Task objective: The expected answer is every line of the material, reproduced exactly.

The records:

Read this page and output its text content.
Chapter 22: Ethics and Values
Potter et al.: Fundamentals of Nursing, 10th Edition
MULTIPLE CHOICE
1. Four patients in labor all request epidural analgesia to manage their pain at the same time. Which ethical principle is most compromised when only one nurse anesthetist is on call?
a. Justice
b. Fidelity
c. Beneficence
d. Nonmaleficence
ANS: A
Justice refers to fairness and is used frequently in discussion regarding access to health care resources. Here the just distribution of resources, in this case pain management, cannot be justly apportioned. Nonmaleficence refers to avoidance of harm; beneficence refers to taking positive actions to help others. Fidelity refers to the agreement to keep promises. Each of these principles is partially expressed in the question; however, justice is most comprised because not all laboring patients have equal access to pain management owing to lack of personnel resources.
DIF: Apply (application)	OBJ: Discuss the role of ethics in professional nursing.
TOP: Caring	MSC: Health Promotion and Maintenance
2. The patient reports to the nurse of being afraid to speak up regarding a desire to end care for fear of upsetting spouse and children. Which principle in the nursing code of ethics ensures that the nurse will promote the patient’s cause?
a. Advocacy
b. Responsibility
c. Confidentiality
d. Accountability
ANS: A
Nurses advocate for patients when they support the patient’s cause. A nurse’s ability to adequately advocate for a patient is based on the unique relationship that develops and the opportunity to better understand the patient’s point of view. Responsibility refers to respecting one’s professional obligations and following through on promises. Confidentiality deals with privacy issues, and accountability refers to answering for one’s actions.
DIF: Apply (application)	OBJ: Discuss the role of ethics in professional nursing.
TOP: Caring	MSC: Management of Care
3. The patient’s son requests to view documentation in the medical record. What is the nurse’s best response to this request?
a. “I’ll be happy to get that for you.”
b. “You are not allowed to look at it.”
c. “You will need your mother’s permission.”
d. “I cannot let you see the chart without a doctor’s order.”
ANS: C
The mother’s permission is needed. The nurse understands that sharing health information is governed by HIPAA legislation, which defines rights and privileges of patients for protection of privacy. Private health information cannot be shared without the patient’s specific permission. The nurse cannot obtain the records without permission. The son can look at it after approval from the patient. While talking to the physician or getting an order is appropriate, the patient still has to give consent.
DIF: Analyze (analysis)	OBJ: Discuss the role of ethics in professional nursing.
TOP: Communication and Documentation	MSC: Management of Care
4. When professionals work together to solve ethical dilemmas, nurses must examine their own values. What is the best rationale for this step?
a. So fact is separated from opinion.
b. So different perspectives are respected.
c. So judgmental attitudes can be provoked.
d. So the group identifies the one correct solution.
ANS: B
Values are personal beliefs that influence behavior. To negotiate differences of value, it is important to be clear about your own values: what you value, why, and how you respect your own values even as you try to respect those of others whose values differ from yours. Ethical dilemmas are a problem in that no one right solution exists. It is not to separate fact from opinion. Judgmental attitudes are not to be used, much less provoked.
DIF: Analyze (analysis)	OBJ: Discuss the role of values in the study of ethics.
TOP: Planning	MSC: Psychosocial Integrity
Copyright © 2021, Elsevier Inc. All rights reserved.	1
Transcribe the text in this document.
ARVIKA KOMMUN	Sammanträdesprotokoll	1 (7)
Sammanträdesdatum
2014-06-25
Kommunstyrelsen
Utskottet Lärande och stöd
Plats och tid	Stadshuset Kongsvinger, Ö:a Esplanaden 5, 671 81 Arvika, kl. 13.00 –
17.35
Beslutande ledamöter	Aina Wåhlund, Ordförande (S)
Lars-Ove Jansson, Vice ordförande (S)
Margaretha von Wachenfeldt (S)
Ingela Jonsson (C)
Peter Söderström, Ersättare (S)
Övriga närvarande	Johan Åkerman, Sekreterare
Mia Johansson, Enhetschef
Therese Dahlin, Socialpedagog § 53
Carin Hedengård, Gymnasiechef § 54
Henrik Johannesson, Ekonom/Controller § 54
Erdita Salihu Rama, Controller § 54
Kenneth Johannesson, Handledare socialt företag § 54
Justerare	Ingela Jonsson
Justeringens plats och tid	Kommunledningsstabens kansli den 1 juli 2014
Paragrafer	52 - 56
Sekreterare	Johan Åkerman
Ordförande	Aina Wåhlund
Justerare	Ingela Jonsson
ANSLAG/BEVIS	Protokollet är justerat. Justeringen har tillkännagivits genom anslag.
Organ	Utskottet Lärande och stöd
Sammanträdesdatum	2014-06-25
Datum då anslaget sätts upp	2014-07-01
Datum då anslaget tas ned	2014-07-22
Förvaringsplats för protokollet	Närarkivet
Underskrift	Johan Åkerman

Exercise answer:
Read this page and output its text content.
Chapter 22: Ethics and Values
Potter et al.: Fundamentals of Nursing, 10th Edition
MULTIPLE CHOICE
1. Four patients in labor all request epidural analgesia to manage their pain at the same time. Which ethical principle is most compromised when only one nurse anesthetist is on call?
a. Justice
b. Fidelity
c. Beneficence
d. Nonmaleficence
ANS: A
Justice refers to fairness and is used frequently in discussion regarding access to health care resources. Here the just distribution of resources, in this case pain management, cannot be justly apportioned. Nonmaleficence refers to avoidance of harm; beneficence refers to taking positive actions to help others. Fidelity refers to the agreement to keep promises. Each of these principles is partially expressed in the question; however, justice is most comprised because not all laboring patients have equal access to pain management owing to lack of personnel resources.
DIF: Apply (application)	OBJ: Discuss the role of ethics in professional nursing.
TOP: Caring	MSC: Health Promotion and Maintenance
2. The patient reports to the nurse of being afraid to speak up regarding a desire to end care for fear of upsetting spouse and children. Which principle in the nursing code of ethics ensures that the nurse will promote the patient’s cause?
a. Advocacy
b. Responsibility
c. Confidentiality
d. Accountability
ANS: A
Nurses advocate for patients when they support the patient’s cause. A nurse’s ability to adequately advocate for a patient is based on the unique relationship that develops and the opportunity to better understand the patient’s point of view. Responsibility refers to respecting one’s professional obligations and following through on promises. Confidentiality deals with privacy issues, and accountability refers to answering for one’s actions.
DIF: Apply (application)	OBJ: Discuss the role of ethics in professional nursing.
TOP: Caring	MSC: Management of Care
3. The patient’s son requests to view documentation in the medical record. What is the nurse’s best response to this request?
a. “I’ll be happy to get that for you.”
b. “You are not allowed to look at it.”
c. “You will need your mother’s permission.”
d. “I cannot let you see the chart without a doctor’s order.”
ANS: C
The mother’s permission is needed. The nurse understands that sharing health information is governed by HIPAA legislation, which defines rights and privileges of patients for protection of privacy. Private health information cannot be shared without the patient’s specific permission. The nurse cannot obtain the records without permission. The son can look at it after approval from the patient. While talking to the physician or getting an order is appropriate, the patient still has to give consent.
DIF: Analyze (analysis)	OBJ: Discuss the role of ethics in professional nursing.
TOP: Communication and Documentation	MSC: Management of Care
4. When professionals work together to solve ethical dilemmas, nurses must examine their own values. What is the best rationale for this step?
a. So fact is separated from opinion.
b. So different perspectives are respected.
c. So judgmental attitudes can be provoked.
d. So the group identifies the one correct solution.
ANS: B
Values are personal beliefs that influence behavior. To negotiate differences of value, it is important to be clear about your own values: what you value, why, and how you respect your own values even as you try to respect those of others whose values differ from yours. Ethical dilemmas are a problem in that no one right solution exists. It is not to separate fact from opinion. Judgmental attitudes are not to be used, much less provoked.
DIF: Analyze (analysis)	OBJ: Discuss the role of values in the study of ethics.
TOP: Planning	MSC: Psychosocial Integrity
Copyright © 2021, Elsevier Inc. All rights reserved.	1
Transcribe the text in this document.
ARVIKA KOMMUN	Sammanträdesprotokoll	1 (7)
Sammanträdesdatum
2014-06-25
Kommunstyrelsen
Utskottet Lärande och stöd
Plats och tid	Stadshuset Kongsvinger, Ö:a Esplanaden 5, 671 81 Arvika, kl. 13.00 –
17.35
Beslutande ledamöter	Aina Wåhlund, Ordförande (S)
Lars-Ove Jansson, Vice ordförande (S)
Margaretha von Wachenfeldt (S)
Ingela Jonsson (C)
Peter Söderström, Ersättare (S)
Övriga närvarande	Johan Åkerman, Sekreterare
Mia Johansson, Enhetschef
Therese Dahlin, Socialpedagog § 53
Carin Hedengård, Gymnasiechef § 54
Henrik Johannesson, Ekonom/Controller § 54
Erdita Salihu Rama, Controller § 54
Kenneth Johannesson, Handledare socialt företag § 54
Justerare	Ingela Jonsson
Justeringens plats och tid	Kommunledningsstabens kansli den 1 juli 2014
Paragrafer	52 - 56
Sekreterare	Johan Åkerman
Ordförande	Aina Wåhlund
Justerare	Ingela Jonsson
ANSLAG/BEVIS	Protokollet är justerat. Justeringen har tillkännagivits genom anslag.
Organ	Utskottet Lärande och stöd
Sammanträdesdatum	2014-06-25
Datum då anslaget sätts upp	2014-07-01
Datum då anslaget tas ned	2014-07-22
Förvaringsplats för protokollet	Närarkivet
Underskrift	Johan Åkerman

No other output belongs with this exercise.